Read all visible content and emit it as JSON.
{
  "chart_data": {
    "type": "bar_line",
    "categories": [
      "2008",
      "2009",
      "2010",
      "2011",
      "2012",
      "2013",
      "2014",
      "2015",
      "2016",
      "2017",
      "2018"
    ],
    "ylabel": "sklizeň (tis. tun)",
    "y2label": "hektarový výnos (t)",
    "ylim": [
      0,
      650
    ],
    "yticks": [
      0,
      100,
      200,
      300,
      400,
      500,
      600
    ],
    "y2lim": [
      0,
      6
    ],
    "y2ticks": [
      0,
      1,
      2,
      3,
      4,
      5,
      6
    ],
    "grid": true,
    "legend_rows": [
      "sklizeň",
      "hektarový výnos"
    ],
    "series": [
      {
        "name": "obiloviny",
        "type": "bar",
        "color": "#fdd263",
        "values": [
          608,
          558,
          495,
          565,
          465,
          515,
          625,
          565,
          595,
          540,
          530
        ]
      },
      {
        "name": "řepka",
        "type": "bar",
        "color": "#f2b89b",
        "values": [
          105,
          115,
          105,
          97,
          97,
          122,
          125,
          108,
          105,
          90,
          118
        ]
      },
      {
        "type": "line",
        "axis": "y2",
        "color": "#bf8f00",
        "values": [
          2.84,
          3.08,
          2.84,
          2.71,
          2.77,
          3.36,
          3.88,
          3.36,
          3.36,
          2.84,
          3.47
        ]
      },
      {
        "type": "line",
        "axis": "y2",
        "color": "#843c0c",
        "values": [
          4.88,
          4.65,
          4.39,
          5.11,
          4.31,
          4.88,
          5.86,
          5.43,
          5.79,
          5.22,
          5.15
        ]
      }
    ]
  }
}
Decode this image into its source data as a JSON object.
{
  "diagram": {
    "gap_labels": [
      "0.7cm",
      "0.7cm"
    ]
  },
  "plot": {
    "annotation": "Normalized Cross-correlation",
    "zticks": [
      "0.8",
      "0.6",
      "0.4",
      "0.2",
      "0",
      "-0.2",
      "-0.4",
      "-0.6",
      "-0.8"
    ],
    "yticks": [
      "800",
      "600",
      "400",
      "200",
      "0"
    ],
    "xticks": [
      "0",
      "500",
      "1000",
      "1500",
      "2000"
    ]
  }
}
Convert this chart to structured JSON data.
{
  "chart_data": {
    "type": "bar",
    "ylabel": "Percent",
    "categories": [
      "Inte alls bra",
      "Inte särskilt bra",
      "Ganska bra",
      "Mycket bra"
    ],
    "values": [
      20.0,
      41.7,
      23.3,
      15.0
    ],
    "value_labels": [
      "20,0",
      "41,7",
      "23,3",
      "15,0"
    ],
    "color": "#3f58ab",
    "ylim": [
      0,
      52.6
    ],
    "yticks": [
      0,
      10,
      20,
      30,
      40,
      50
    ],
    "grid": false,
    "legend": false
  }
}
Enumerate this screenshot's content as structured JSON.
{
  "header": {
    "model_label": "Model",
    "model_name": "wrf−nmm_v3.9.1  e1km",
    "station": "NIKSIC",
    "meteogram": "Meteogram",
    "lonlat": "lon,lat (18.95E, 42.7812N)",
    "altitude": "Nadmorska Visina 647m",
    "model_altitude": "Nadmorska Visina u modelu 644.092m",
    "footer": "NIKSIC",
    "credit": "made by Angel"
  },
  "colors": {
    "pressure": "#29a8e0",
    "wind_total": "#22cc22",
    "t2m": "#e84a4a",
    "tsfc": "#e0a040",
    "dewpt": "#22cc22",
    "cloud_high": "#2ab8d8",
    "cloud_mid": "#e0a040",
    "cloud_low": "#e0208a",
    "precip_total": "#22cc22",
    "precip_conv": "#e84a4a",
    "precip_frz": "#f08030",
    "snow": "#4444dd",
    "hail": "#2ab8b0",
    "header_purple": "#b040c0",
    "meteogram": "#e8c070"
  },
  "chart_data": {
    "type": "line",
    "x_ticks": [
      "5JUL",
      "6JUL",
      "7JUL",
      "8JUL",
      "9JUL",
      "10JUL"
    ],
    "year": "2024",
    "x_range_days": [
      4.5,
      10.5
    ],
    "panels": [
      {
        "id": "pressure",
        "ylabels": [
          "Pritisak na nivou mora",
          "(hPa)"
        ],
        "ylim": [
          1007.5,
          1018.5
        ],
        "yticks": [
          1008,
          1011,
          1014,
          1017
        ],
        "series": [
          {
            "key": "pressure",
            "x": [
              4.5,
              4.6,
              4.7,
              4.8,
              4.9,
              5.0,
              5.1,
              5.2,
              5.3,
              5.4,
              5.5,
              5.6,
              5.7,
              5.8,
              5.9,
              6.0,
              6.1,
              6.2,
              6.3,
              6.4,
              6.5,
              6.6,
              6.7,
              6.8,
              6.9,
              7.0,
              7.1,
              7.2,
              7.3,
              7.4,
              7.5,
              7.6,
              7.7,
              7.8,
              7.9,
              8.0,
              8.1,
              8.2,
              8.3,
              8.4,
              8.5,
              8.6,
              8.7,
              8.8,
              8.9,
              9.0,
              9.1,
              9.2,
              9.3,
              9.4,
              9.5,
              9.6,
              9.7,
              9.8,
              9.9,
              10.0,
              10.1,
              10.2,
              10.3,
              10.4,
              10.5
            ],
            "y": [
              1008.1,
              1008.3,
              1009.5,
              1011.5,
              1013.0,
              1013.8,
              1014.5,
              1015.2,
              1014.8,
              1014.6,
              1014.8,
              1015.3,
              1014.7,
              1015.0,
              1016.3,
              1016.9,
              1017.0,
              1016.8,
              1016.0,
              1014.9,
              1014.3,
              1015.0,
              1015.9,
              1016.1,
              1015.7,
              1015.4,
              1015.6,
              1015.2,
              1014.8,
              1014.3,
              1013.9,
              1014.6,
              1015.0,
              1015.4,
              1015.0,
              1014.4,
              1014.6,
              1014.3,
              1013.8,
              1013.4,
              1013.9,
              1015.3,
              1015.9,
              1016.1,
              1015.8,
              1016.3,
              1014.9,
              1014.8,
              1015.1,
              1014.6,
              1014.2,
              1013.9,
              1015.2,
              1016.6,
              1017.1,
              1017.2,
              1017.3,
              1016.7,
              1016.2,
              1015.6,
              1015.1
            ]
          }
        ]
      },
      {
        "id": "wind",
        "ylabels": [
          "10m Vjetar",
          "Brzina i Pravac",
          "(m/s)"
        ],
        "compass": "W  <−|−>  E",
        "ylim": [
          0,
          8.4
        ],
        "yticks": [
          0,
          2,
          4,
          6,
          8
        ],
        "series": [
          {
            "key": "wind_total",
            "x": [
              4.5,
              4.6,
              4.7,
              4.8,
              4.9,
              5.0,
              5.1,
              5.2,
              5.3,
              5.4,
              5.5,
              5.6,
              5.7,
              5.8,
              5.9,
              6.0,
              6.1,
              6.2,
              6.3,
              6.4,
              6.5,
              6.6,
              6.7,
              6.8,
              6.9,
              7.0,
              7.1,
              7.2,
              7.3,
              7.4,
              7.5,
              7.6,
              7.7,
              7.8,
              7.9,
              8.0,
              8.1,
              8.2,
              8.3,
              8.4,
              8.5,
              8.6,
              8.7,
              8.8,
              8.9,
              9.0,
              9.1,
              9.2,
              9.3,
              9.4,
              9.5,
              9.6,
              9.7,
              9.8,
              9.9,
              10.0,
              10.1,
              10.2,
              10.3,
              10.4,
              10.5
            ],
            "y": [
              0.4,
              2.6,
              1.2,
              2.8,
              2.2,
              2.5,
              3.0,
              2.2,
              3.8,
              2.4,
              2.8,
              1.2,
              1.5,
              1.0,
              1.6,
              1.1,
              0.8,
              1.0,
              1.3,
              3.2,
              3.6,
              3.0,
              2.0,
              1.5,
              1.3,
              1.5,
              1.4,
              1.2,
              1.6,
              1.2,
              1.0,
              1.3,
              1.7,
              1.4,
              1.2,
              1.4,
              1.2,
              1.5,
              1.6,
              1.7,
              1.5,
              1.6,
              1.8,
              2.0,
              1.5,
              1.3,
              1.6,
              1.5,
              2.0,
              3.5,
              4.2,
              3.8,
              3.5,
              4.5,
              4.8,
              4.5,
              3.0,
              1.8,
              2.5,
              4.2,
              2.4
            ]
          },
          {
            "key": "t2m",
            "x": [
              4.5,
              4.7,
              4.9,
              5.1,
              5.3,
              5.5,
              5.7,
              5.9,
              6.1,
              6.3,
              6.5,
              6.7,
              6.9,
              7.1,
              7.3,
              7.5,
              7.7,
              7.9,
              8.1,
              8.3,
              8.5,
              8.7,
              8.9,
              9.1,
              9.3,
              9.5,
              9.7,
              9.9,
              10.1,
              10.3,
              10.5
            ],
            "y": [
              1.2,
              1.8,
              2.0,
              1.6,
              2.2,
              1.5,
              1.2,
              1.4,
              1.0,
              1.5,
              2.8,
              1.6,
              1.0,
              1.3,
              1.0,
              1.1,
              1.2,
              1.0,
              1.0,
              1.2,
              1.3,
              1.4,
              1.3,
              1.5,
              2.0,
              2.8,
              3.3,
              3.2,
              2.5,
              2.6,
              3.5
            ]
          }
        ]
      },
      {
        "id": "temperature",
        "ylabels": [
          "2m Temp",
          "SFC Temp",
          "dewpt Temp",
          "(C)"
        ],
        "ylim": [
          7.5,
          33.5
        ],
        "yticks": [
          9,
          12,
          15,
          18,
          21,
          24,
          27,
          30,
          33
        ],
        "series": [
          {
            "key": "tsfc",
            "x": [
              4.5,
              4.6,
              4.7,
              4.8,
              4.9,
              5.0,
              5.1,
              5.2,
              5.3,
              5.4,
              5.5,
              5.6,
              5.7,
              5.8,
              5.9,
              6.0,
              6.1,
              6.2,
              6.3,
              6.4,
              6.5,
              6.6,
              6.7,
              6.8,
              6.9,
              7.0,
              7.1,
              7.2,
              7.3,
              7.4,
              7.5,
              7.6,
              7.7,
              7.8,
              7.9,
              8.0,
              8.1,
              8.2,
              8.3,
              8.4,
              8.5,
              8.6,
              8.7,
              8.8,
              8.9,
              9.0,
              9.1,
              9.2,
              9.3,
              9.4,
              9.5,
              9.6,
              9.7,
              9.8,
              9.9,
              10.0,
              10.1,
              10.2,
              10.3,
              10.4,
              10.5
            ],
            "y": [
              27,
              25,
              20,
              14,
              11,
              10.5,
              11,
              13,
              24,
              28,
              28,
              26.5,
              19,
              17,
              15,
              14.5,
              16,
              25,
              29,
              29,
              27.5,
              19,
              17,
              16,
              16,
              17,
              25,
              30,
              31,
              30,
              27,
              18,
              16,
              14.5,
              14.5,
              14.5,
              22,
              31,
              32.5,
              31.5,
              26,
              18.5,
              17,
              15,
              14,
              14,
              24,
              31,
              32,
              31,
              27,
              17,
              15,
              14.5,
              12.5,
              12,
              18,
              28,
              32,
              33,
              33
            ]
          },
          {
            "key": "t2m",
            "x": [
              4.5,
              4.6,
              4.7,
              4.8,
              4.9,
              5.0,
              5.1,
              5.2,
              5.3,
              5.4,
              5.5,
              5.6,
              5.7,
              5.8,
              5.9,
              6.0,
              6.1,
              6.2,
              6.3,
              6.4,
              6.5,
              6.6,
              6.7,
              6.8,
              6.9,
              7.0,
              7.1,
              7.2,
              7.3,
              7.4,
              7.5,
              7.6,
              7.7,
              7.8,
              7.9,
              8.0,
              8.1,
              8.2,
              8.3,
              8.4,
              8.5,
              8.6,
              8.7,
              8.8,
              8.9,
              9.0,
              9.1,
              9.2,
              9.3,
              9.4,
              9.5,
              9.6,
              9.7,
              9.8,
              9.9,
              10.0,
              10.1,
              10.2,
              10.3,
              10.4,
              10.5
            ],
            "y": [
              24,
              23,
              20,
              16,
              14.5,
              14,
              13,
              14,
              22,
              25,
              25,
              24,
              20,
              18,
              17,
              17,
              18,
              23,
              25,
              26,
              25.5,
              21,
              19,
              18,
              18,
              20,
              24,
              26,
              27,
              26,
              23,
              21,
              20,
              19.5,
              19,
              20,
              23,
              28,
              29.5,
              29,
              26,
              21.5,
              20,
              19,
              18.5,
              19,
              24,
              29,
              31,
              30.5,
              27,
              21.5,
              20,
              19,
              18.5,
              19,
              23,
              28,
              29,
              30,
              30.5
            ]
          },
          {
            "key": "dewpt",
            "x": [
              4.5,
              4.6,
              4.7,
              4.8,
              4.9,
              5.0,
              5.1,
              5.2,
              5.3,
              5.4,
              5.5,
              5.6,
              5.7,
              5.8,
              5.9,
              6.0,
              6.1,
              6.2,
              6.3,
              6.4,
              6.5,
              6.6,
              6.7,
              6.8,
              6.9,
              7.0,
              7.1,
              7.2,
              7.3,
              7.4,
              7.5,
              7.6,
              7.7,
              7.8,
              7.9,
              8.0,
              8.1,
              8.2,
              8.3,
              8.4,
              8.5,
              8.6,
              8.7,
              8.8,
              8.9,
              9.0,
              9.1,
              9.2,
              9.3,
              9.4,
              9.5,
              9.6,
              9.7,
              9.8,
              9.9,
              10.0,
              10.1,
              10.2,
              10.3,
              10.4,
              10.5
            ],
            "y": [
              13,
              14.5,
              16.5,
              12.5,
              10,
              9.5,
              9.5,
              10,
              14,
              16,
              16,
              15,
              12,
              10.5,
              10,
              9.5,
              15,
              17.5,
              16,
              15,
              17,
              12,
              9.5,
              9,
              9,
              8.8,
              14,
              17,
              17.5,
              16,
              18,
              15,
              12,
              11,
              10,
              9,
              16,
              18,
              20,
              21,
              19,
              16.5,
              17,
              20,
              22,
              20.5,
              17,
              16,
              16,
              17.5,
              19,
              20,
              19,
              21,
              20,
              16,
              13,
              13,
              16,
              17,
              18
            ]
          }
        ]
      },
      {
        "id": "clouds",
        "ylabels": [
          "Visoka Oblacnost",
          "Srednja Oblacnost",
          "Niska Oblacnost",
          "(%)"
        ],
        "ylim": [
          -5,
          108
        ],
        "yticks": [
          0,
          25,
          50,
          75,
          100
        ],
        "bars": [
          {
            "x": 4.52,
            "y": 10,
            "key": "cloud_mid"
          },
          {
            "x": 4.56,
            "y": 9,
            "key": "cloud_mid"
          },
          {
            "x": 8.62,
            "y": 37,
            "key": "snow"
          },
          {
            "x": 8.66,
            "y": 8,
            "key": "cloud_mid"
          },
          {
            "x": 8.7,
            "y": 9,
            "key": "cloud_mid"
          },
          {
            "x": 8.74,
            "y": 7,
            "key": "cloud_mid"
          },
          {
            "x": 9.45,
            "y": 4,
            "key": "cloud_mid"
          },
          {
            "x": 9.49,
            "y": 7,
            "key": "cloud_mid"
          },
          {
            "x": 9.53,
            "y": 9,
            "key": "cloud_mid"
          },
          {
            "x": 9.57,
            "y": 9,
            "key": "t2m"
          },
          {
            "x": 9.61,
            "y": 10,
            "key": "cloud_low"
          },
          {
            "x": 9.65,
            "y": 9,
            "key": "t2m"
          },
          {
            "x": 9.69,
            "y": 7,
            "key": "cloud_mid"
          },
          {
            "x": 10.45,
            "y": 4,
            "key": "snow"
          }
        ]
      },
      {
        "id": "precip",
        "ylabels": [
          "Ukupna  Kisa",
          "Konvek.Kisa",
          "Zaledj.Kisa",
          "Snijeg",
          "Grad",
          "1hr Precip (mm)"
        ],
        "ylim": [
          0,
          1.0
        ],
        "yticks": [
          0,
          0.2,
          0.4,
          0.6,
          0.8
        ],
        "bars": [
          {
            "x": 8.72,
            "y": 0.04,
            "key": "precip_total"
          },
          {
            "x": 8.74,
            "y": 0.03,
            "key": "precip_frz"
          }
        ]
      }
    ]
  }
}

> [YOUR GOAL]:
Find all the lines containing "Visina" in the material, then copy them.

> [FINISHED ANSWER]:
    "altitude": "Nadmorska Visina 647m",
    "model_altitude": "Nadmorska Visina u modelu 644.092m",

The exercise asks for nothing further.